# First official pic of new A6



## FASt (Jun 17, 2003)

This is the first new picture of the new A6.








Audi will release more pictures at Februari 16th.


----------



## Black20th (Jul 3, 2002)

*Re: First official pic of new A6 (FASt)*

looks good http://****************.com/smile/emthup.gif


----------



## NeverFollow212 (Feb 4, 2004)

*Re: First official pic of new A6 (FASt)*

Official??? Picture looks very questionable... Photochopped??? Humm


----------



## FASt (Jun 17, 2003)

*Re: First official pic of new A6 (NeverFollow212)*

It's the official announcement of Audi Germany of the new A6. More pictures will they release at 16th february


----------



## trenthill1 (Aug 27, 2001)

*Re: First official pic of new A6 (GTI1.8)*

It is off http://www.audi.de (germany's web site) so I don't think it is photochoped.


----------



## Nautiliux_vag (Mar 6, 2003)

*Re: First official pic of new A6 (FASt)*


----------



## PDXA4 (Oct 9, 2001)

*Re: First official pic of new A6 (FASt)*

Front looks sharp... http://****************.com/smile/emthup.gif 
Its the rear shots that worry me, kina Camry'ish or Saturn like http://****************.com/smile/emthdown.gif


----------



## VOLK FOLK (Feb 4, 2003)

*Re: First official pic of new A6 (PDXA4)*

i see 1 pic and it is kame as helll


----------



## CarLuvrSD (Jan 15, 2002)

*Re: First official pic of new A6 (FASt)*


_Quote, originally posted by *FASt* »_This is the first new picture of the new A6.








Audi will release more pictures at Februari 16th.

Oh goody! That's only in 2 more hours


----------



## PDXREFLEX (Oct 17, 2001)

*Re: First official pic of new A6 (CarLuvrSD)*


_Quote, originally posted by *CarLuvrSD* »_
Oh goody! That's only in 2 more hours









Nope... 2PM eastern time! Sorry.


----------



## Klint-R32 (Oct 4, 2003)

*Re: First official pic of new A6 (PDXREFLEX)*

http://www.audi.com/de/de/neuw...tion1#
Nice but the interior is err..questionable! It looks soo Volvo/Saab like inside! Yuck, If audi did what the did with the a8 inside then it would of been a stormer!


----------



## deBORA (Oct 31, 2002)




----------



## deBORA (Oct 31, 2002)

*Re: First official pic of new A6 (deBORA)*


----------



## deBORA (Oct 31, 2002)

*Re: First official pic of new A6 (deBORA)*


----------



## CarLuvrSD (Jan 15, 2002)

*Re: First official pic of new A6 (PDXREFLEX)*

I was infatuated at first when I saw the front, but as I go to know her better I began to snap out of it. It's that interior! Where are my nice beautiful flowing lines? Are the those designers smoking crack?








Perhaps after seeing the ugly dashboard designs BMW has gone to, they decided they'd better mess up there own as well in order to compete. It just looks like a jumbled up mess. I'm sure it's built with beautiful, high quality materials, but to me it seem reminiscent of late 70's American dashboard designs.
EDIT: It does look a little better in this drivers angle view.








I do love the body though. I was always a fan of the current A6 body and this one somehow looks more eager to run. I could live without the superfluous horizontal chrome strip on the trunk though. Well, that new Chevrolet Malibu has one so why not us?

++++

GIVEN TASK A: In the forum thread about the new A6, which website did trenthill1 say the picture came from?

++++

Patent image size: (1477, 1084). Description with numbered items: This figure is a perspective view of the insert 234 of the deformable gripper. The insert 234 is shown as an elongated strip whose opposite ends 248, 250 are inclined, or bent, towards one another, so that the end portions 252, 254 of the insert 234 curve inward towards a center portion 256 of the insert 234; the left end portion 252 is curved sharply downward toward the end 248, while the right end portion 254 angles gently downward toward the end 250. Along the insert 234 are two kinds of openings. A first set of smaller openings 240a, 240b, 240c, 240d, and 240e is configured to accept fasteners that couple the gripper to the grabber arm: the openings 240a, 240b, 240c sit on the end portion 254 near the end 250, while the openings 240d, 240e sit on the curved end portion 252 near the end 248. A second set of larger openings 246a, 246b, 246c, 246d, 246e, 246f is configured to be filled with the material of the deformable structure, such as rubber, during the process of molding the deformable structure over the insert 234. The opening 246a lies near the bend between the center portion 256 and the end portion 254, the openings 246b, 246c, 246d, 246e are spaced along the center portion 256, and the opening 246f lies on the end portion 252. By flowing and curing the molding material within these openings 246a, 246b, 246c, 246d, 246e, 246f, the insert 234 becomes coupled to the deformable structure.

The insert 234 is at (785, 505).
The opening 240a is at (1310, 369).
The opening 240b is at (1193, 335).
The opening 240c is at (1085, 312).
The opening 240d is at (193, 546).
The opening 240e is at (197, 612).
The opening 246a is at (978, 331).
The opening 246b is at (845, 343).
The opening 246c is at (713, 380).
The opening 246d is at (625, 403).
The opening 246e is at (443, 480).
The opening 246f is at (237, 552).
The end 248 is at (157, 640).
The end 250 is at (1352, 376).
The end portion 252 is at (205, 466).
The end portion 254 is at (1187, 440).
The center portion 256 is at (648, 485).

++++

GIVEN TASK B: Please rewrite everything from the start of the records down to the line containing "The opening 246c is at (713, 380).", replacing "elongated strip" with "long strip" and leaving all else the same.

WRITTEN RESPONSE A: It came from http://www.audi.de, Germany's web site.

WRITTEN RESPONSE B:
Patent image size: (1477, 1084). Description with numbered items: This figure is a perspective view of the insert 234 of the deformable gripper. The insert 234 is shown as an long strip whose opposite ends 248, 250 are inclined, or bent, towards one another, so that the end portions 252, 254 of the insert 234 curve inward towards a center portion 256 of the insert 234; the left end portion 252 is curved sharply downward toward the end 248, while the right end portion 254 angles gently downward toward the end 250. Along the insert 234 are two kinds of openings. A first set of smaller openings 240a, 240b, 240c, 240d, and 240e is configured to accept fasteners that couple the gripper to the grabber arm: the openings 240a, 240b, 240c sit on the end portion 254 near the end 250, while the openings 240d, 240e sit on the curved end portion 252 near the end 248. A second set of larger openings 246a, 246b, 246c, 246d, 246e, 246f is configured to be filled with the material of the deformable structure, such as rubber, during the process of molding the deformable structure over the insert 234. The opening 246a lies near the bend between the center portion 256 and the end portion 254, the openings 246b, 246c, 246d, 246e are spaced along the center portion 256, and the opening 246f lies on the end portion 252. By flowing and curing the molding material within these openings 246a, 246b, 246c, 246d, 246e, 246f, the insert 234 becomes coupled to the deformable structure.

The insert 234 is at (785, 505).
The opening 240a is at (1310, 369).
The opening 240b is at (1193, 335).
The opening 240c is at (1085, 312).
The opening 240d is at (193, 546).
The opening 240e is at (197, 612).
The opening 246a is at (978, 331).
The opening 246b is at (845, 343).
The opening 246c is at (713, 380).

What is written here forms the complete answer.